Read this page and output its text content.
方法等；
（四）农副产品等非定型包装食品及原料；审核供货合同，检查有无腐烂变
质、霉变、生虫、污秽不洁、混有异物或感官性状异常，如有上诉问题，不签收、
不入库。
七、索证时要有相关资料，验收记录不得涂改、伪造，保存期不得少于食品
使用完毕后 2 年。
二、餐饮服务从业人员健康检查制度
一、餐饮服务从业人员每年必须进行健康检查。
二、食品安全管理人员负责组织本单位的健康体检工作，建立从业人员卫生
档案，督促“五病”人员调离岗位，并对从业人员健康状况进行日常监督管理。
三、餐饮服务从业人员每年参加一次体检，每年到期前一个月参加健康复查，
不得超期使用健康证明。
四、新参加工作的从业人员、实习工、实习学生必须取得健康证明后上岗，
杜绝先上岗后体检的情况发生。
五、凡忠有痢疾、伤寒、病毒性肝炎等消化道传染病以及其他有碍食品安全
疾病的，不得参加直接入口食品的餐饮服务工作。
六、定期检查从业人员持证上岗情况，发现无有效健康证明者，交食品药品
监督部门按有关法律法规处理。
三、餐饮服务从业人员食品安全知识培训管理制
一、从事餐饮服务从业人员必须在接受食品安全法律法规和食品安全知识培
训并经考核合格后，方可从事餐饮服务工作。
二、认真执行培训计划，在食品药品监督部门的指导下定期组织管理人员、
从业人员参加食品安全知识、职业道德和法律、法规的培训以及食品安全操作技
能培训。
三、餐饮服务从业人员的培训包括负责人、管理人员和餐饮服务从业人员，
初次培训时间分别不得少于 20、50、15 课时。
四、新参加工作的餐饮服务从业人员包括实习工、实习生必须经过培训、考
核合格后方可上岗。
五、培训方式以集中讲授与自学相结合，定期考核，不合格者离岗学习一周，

--- --- ---

— Written problem —
Please repeat the listing above in full and exactly.

— Solved exercise —
Read this page and output its text content.
方法等；
（四）农副产品等非定型包装食品及原料；审核供货合同，检查有无腐烂变
质、霉变、生虫、污秽不洁、混有异物或感官性状异常，如有上诉问题，不签收、
不入库。
七、索证时要有相关资料，验收记录不得涂改、伪造，保存期不得少于食品
使用完毕后 2 年。
二、餐饮服务从业人员健康检查制度
一、餐饮服务从业人员每年必须进行健康检查。
二、食品安全管理人员负责组织本单位的健康体检工作，建立从业人员卫生
档案，督促“五病”人员调离岗位，并对从业人员健康状况进行日常监督管理。
三、餐饮服务从业人员每年参加一次体检，每年到期前一个月参加健康复查，
不得超期使用健康证明。
四、新参加工作的从业人员、实习工、实习学生必须取得健康证明后上岗，
杜绝先上岗后体检的情况发生。
五、凡忠有痢疾、伤寒、病毒性肝炎等消化道传染病以及其他有碍食品安全
疾病的，不得参加直接入口食品的餐饮服务工作。
六、定期检查从业人员持证上岗情况，发现无有效健康证明者，交食品药品
监督部门按有关法律法规处理。
三、餐饮服务从业人员食品安全知识培训管理制
一、从事餐饮服务从业人员必须在接受食品安全法律法规和食品安全知识培
训并经考核合格后，方可从事餐饮服务工作。
二、认真执行培训计划，在食品药品监督部门的指导下定期组织管理人员、
从业人员参加食品安全知识、职业道德和法律、法规的培训以及食品安全操作技
能培训。
三、餐饮服务从业人员的培训包括负责人、管理人员和餐饮服务从业人员，
初次培训时间分别不得少于 20、50、15 课时。
四、新参加工作的餐饮服务从业人员包括实习工、实习生必须经过培训、考
核合格后方可上岗。
五、培训方式以集中讲授与自学相结合，定期考核，不合格者离岗学习一周，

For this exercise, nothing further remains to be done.